*** DOCUMENT PASSAGE ***

I/III.
http://scroll.in/article/744842/jyoti-punwani-when-compassion-failed-and-baying-for-blood-prevailed

Jyoti Punwani: When compassion failed and baying for blood prevailed

The only saving grace of this sorry shameful tale of appeasing mob
sentiment is that so many of our best minds have stood up against it.
Jyoti Punwani  · Today · 08:30 am

Had Narasimha Rao had the guts, he would have acknowledged publicly in
July 1994 that the only educated member of the infamous Memon family
of Mahim had decided to return and help the government with evidence
of Pakistan’s hand in the March 12, 1993, bomb blasts in Mumbai. The
prime minister would not have cared about the howls of indignation
that would have emanated from the Bharatiya Janata Party-led
Opposition and from the families of the 257 people who died in the
blasts. Yakub Memon and his family would have been arrested, but their
bail petitions would not have been contested by the Central Bureau of
Investigation – an understanding reportedly given to Yakub Memon’s
first lawyer Shyam Keswani.

*** DATA FOR THIS EXERCISE ***

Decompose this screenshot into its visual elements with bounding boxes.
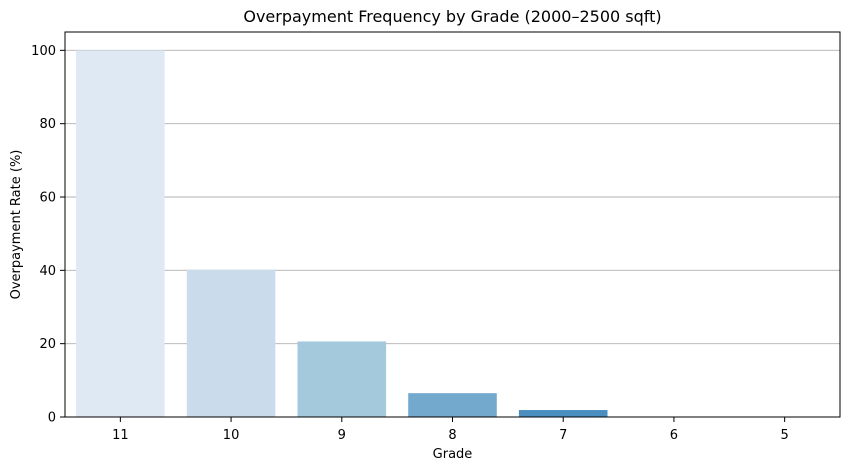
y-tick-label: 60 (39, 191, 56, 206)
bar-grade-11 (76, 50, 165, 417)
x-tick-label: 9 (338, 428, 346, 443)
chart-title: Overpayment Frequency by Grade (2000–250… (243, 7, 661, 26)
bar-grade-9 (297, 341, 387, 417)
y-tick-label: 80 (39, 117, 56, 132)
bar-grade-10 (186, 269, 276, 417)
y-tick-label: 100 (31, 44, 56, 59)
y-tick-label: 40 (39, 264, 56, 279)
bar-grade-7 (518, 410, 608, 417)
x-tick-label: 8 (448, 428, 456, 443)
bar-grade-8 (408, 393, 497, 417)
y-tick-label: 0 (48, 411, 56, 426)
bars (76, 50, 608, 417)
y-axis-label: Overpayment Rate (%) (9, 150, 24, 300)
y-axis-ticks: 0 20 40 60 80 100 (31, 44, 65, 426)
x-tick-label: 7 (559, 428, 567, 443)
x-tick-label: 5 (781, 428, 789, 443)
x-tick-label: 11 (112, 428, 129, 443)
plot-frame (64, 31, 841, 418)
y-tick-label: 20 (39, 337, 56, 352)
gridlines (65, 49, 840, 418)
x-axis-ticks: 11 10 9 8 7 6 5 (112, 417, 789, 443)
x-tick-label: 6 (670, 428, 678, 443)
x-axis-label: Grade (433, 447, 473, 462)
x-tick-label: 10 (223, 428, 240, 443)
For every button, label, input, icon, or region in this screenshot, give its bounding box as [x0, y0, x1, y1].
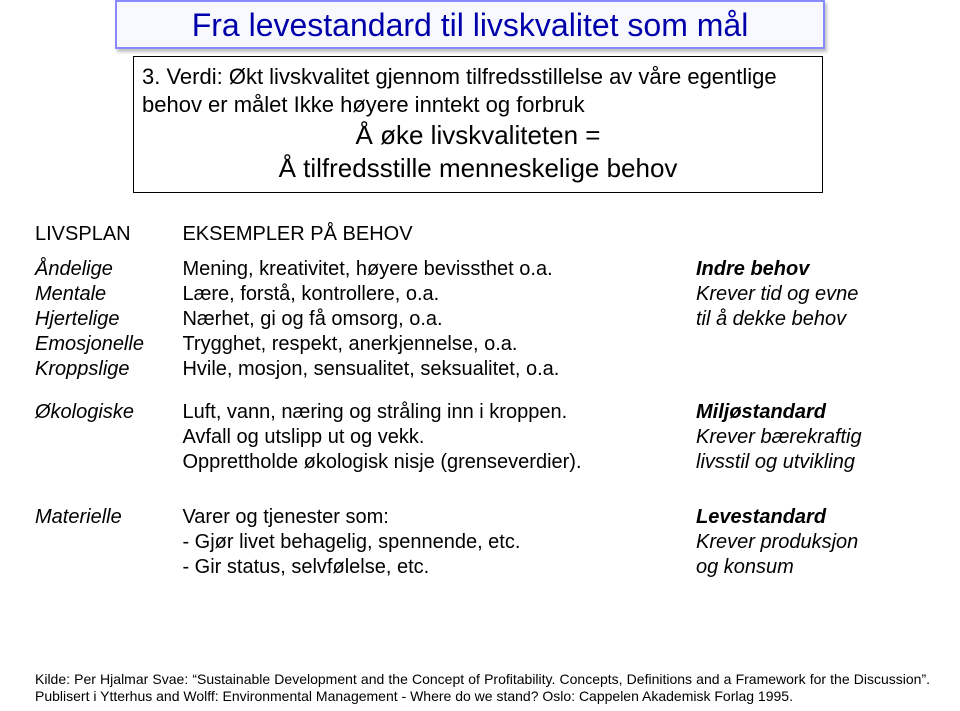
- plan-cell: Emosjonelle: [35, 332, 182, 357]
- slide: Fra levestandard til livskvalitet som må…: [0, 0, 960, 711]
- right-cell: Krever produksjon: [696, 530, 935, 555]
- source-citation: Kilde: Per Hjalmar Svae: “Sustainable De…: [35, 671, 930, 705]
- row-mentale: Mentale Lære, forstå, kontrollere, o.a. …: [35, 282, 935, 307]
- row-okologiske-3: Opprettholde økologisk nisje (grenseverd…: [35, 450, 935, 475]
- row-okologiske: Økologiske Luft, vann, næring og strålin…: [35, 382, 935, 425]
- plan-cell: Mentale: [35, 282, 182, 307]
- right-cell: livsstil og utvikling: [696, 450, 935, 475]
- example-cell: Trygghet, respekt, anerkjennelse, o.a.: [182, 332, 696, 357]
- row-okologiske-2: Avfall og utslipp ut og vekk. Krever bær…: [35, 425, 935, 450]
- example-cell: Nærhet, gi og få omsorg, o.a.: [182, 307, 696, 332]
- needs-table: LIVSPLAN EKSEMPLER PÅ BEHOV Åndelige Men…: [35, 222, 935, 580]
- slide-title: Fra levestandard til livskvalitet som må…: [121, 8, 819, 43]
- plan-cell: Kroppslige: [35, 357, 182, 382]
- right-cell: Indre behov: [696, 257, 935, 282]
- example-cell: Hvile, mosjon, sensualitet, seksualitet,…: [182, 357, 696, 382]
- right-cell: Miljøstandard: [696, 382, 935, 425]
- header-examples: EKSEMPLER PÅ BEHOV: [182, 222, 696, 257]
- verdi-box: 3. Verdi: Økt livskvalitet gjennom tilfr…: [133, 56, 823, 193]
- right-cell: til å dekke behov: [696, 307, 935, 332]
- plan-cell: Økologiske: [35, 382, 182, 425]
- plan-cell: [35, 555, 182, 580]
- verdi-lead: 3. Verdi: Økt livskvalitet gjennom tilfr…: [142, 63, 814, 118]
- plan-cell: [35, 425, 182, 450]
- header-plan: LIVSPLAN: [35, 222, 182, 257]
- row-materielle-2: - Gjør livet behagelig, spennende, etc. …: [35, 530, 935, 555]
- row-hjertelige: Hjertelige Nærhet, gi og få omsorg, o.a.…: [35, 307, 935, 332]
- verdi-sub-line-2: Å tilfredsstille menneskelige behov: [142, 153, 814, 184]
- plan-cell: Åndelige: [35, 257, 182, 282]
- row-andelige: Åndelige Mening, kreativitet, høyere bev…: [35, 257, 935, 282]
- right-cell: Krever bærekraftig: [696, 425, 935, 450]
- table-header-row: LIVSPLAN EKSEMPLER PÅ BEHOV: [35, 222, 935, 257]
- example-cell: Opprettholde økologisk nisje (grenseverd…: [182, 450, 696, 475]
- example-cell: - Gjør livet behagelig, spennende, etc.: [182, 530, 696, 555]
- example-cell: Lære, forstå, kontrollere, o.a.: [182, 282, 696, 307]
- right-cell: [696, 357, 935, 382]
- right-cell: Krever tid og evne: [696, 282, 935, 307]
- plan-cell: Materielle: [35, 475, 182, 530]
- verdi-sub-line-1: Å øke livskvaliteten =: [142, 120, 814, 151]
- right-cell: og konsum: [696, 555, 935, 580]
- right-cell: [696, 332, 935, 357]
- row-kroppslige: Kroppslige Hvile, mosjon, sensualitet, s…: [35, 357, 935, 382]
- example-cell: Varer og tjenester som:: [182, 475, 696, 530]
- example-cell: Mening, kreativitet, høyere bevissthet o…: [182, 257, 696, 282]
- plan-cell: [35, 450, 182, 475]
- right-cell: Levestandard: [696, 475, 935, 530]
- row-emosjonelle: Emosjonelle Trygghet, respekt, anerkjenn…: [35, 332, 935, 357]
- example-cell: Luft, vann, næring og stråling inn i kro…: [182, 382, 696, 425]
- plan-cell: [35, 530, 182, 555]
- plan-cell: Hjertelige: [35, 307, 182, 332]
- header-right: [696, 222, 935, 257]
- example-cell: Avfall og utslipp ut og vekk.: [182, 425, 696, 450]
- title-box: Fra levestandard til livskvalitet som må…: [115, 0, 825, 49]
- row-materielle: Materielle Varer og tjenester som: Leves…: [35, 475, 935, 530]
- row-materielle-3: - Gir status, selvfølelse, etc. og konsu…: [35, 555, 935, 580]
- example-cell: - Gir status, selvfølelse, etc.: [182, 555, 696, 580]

***

**PROMPT A:** From the rows above, take the line that has "- plan-cell: Emosjonelle: [35, 332, 182, 357]" through the line that has "- plan-cell: Kroppslige: [35, 357, 182, 382]", and arrange them as a numbered list with any blank lines omitted.
**PROMPT B:** Pick up the article on Yakub Memon and the 1993 Mumbai bomb blasts from its last sentence and continue it.

**EXERCISE RESPONSE A:**
1. - plan-cell: Emosjonelle: [35, 332, 182, 357]
2. - slide: Fra levestandard til livskvalitet som må…: [0, 0, 960, 711]
3. - right-cell: Krever produksjon: [696, 530, 935, 555]
4. - source-citation: Kilde: Per Hjalmar Svae: “Sustainable De…: [35, 671, 930, 705]
5. - row-mentale: Mentale Lære, forstå, kontrollere, o.a. …: [35, 282, 935, 307]
6. - row-okologiske-3: Opprettholde økologisk nisje (grenseverd…: [35, 450, 935, 475]
7. - row-okologiske: Økologiske Luft, vann, næring og strålin…: [35, 382, 935, 425]
8. - plan-cell: Mentale: [35, 282, 182, 307]
9. - right-cell: livsstil og utvikling: [696, 450, 935, 475]
10. - example-cell: Trygghet, respekt, anerkjennelse, o.a.: [182, 332, 696, 357]
11. - row-okologiske-2: Avfall og utslipp ut og vekk. Krever bær…: [35, 425, 935, 450]
12. - example-cell: Nærhet, gi og få omsorg, o.a.: [182, 307, 696, 332]
13. - needs-table: LIVSPLAN EKSEMPLER PÅ BEHOV Åndelige Men…: [35, 222, 935, 580]
14. - slide-title: Fra levestandard til livskvalitet som må…: [121, 8, 819, 43]
15. - plan-cell: Kroppslige: [35, 357, 182, 382]

**EXERCISE RESPONSE B:**
Had President Pranab Mukherjee had the guts, he would have accepted
Yakub Memon’s second mercy petition – the only one filed by him (the
first had been filed by his brother). The president had enough grounds
to do so, both legal and ethical, spelled out in the letter written to
him last week by a galaxy of retired judges, including some from the
Supreme Court, eminent lawyers, artists and academics.

Had the Supreme Court taken the advice of one of its own former
judges, Justice HS Bedi, it could have sent the death warrant back for
a fresh look or looked at the new evidence itself, given the
revelations being made over the last week. After all, it wasn’t some
rookie activist lawyer giving the advice – it was a judge who had
himself handed out a death sentence.

A 'travesty of justice'

But all of this could have happened only if those with the power to
show mercy, considered Yakub Memon worthy of it. Imagine a man coming
back full of hope and faith in his country, a man who risked his life
to gather proof against his own brother and the powerful Inter
Services Intelligence, a man who convinced his family to come back
too. Now imagine all of them thrown behind bars, rapidly
disintegrating. Yet, that man never lost faith. "The investigating
agencies have complete knowledge about me,’’ he wrote to the Chief
Justice in 1994.  "I am a good citizen of this country. I have tried
to help the government in whatever manner I could. In fact, when this
case will come to its logical end and the truth will unravel,
everybody will come to know about my humble effort and sacrifice. If
my story is known, I’m convinced the court will set me free."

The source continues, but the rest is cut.